DATASET RECORDS:
══════

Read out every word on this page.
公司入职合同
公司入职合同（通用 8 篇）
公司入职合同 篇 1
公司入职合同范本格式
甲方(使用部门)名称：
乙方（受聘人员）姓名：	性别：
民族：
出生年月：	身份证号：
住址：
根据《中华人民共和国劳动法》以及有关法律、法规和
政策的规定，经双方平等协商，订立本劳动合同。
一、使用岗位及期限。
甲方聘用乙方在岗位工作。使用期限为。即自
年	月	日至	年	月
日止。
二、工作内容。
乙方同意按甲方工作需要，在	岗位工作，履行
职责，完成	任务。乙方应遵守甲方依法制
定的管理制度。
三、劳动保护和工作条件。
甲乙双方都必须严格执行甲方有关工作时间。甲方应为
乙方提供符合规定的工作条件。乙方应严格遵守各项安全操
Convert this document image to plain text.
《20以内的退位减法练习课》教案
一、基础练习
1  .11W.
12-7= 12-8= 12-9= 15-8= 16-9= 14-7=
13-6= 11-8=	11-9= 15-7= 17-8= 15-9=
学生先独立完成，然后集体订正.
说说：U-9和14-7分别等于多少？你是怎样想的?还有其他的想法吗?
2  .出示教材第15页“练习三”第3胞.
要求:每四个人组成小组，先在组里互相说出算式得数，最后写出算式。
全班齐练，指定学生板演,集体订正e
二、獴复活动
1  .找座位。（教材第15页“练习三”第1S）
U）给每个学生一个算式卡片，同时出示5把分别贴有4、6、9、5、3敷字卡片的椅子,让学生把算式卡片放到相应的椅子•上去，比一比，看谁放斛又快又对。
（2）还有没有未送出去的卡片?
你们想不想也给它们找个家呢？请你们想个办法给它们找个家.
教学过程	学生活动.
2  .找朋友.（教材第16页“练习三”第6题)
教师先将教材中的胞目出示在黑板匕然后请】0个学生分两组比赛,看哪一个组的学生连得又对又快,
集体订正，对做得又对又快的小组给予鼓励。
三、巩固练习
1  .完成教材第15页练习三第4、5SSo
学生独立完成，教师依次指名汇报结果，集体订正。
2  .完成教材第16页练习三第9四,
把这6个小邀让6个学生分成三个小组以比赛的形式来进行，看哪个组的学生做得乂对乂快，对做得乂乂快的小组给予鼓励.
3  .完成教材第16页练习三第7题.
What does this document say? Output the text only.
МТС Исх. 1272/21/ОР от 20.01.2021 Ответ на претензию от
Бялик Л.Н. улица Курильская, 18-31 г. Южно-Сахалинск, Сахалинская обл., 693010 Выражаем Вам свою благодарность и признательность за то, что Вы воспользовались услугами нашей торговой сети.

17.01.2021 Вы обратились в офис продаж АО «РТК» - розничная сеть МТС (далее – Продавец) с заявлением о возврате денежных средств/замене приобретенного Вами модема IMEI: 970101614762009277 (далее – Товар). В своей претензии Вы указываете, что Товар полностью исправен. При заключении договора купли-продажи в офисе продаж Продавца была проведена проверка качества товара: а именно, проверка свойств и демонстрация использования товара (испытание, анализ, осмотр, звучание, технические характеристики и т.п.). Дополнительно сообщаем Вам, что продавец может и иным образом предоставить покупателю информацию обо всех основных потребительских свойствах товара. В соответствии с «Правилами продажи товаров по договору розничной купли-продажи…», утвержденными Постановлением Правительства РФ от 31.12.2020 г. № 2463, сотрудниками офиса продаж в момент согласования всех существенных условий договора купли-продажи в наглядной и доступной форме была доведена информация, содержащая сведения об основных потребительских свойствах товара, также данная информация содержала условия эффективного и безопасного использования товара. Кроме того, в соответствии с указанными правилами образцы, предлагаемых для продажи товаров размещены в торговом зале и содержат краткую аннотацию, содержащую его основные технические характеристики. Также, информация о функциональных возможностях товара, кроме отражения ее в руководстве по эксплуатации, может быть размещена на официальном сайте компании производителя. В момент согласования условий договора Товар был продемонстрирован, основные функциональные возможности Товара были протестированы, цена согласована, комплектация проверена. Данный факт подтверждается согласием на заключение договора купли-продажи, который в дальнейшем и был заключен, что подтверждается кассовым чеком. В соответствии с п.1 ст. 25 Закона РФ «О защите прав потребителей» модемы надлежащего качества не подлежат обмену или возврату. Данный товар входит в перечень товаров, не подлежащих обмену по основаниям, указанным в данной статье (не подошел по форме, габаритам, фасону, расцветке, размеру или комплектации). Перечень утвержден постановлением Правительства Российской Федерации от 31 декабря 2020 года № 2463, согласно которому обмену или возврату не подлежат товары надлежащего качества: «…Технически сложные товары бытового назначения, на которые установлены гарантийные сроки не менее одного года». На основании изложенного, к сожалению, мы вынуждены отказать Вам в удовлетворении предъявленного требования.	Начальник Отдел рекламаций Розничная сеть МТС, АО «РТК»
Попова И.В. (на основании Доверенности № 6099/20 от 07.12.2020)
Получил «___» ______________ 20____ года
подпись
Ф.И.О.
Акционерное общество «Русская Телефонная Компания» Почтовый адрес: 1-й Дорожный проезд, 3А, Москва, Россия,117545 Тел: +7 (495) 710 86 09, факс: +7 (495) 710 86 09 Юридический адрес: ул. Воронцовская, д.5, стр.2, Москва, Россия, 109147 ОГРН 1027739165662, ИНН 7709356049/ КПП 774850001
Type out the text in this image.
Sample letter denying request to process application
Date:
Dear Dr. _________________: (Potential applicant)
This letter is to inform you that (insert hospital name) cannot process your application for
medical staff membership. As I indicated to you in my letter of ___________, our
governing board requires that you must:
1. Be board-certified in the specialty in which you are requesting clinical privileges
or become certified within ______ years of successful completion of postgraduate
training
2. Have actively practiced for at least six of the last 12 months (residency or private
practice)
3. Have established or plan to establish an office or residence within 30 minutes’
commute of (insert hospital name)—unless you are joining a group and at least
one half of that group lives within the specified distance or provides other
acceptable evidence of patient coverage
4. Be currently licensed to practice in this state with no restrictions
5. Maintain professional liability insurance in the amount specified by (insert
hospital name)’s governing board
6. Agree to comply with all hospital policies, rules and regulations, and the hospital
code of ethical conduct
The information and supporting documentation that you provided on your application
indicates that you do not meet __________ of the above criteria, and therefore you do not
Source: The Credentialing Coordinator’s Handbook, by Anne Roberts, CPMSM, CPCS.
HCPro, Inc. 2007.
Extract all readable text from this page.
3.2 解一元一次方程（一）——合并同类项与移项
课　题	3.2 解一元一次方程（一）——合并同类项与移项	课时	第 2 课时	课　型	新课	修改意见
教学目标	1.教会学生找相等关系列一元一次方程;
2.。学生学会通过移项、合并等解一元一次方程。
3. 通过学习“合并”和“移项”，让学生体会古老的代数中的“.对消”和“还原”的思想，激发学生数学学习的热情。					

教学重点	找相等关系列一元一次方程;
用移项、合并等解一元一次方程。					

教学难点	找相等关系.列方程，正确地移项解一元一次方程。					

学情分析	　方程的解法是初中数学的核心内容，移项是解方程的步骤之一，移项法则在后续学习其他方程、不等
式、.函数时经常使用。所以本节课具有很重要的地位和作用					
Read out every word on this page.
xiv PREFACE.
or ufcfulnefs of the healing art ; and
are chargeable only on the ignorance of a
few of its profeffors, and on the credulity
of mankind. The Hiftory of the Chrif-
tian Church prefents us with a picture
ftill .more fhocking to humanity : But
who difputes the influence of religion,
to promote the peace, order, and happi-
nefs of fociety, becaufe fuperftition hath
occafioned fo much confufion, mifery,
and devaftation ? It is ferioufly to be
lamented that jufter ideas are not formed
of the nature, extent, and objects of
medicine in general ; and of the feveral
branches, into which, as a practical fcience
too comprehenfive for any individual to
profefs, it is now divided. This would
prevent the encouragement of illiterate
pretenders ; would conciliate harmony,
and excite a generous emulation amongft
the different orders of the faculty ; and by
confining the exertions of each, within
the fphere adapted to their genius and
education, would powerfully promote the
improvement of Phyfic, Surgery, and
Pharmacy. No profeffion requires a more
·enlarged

══════

WRITTEN EXERCISE: Count every line of the records that holds "which". State the number, nothing else.

EXERCISE ANSWER: 2